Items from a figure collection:
-- begin --

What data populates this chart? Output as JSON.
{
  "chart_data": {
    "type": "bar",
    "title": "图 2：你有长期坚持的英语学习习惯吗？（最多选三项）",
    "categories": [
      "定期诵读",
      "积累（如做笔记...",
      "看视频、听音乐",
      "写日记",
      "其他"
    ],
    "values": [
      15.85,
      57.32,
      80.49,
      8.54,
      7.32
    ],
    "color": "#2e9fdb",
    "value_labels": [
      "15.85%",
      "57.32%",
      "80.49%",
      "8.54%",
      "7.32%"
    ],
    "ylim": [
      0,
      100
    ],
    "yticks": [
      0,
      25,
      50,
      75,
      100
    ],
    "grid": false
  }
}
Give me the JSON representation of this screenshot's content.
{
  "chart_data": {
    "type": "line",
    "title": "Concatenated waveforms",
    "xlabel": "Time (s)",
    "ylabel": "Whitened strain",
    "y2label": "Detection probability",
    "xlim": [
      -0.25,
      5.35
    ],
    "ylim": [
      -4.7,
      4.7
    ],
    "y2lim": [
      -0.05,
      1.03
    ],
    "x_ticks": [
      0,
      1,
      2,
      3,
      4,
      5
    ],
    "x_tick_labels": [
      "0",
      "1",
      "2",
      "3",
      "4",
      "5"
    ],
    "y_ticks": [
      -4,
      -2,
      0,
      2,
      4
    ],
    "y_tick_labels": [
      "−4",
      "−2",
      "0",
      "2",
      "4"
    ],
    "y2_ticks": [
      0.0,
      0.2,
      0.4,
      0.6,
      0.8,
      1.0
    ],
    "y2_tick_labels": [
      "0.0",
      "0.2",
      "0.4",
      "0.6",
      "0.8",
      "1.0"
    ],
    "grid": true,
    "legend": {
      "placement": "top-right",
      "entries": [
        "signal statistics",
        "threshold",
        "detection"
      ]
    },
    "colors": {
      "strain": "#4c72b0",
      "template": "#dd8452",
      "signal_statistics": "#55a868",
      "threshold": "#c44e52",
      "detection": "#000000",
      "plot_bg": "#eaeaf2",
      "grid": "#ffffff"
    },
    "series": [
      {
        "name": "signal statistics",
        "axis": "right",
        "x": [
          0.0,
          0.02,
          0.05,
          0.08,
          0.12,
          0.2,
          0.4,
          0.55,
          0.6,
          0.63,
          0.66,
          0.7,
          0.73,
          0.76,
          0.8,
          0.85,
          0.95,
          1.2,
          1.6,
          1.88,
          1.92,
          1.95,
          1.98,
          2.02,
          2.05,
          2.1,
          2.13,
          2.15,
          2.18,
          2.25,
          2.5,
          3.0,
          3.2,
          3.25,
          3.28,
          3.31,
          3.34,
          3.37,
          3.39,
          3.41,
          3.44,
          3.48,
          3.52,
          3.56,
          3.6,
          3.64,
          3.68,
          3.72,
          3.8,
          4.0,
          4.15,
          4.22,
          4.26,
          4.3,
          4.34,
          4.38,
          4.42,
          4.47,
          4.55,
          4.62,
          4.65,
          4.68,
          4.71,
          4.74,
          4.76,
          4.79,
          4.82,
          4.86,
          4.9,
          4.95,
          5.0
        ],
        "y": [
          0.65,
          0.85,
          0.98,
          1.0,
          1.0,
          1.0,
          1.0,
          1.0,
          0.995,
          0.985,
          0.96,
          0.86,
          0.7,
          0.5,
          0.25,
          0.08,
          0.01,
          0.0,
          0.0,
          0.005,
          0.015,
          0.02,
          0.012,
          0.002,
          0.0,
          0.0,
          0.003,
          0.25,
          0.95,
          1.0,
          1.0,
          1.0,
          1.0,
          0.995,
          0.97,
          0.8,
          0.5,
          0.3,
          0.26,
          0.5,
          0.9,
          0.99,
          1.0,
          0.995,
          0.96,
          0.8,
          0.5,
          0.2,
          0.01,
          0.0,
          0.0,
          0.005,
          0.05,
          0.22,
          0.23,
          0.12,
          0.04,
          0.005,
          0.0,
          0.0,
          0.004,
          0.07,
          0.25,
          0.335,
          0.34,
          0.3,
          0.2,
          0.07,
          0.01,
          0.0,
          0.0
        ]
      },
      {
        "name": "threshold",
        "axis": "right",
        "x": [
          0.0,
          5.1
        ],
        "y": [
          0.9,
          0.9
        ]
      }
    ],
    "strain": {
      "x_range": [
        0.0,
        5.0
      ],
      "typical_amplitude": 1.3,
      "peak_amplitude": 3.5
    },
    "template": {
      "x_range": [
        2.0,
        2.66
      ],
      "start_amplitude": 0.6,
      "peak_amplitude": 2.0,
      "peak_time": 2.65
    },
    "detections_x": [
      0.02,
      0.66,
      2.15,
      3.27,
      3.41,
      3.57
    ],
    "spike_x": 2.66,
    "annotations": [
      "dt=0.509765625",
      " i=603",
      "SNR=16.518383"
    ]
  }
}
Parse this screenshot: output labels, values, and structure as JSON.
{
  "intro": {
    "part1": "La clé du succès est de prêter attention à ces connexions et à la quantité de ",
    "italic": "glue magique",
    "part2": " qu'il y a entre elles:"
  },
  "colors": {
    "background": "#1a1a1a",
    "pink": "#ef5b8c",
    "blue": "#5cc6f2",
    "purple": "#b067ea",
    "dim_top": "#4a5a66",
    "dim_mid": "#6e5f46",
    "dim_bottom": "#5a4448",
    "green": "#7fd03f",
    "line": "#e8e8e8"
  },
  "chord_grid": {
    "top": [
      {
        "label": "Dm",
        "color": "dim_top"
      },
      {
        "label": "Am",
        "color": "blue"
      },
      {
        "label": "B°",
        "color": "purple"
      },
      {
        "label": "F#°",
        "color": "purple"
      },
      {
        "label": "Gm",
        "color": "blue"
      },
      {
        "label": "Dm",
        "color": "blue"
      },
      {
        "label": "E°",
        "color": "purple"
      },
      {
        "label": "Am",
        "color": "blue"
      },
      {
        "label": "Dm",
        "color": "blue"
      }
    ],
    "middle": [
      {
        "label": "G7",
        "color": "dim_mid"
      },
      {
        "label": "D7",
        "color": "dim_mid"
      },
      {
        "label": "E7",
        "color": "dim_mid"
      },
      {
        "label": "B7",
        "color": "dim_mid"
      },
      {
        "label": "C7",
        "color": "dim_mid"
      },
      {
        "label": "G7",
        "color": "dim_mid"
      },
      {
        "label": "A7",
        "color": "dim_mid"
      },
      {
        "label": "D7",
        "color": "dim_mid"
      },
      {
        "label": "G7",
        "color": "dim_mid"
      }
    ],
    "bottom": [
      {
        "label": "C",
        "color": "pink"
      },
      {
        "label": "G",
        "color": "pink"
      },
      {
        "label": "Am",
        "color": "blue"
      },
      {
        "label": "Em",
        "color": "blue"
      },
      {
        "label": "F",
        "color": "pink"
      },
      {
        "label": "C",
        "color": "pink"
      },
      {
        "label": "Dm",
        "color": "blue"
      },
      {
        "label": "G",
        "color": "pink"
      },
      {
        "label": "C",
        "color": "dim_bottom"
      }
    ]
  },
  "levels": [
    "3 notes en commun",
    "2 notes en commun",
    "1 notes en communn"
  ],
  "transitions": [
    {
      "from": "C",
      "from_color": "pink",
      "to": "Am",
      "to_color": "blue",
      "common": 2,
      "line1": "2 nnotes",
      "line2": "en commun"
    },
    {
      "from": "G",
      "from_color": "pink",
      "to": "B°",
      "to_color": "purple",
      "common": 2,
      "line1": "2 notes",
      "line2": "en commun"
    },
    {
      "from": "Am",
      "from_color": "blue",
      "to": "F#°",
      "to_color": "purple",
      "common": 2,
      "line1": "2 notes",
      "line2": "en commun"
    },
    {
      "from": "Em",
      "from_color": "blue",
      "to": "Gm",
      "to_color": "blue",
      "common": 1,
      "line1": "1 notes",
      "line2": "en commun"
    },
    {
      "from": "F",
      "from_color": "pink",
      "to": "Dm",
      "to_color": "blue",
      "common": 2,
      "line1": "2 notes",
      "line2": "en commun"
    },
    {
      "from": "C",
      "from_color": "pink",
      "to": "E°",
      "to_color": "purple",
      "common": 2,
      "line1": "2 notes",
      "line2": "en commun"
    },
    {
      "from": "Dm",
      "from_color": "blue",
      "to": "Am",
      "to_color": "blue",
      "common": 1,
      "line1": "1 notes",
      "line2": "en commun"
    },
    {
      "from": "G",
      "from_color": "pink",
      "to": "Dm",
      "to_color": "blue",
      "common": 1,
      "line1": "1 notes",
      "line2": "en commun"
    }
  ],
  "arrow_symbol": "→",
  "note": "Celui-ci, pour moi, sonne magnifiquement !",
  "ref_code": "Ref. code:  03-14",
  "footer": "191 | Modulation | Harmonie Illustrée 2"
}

-- end --

● **Aim of the exercise**:
Pick out every line holding the string "name" and return it.

● **The result**:
        "name": "signal statistics",
        "name": "threshold",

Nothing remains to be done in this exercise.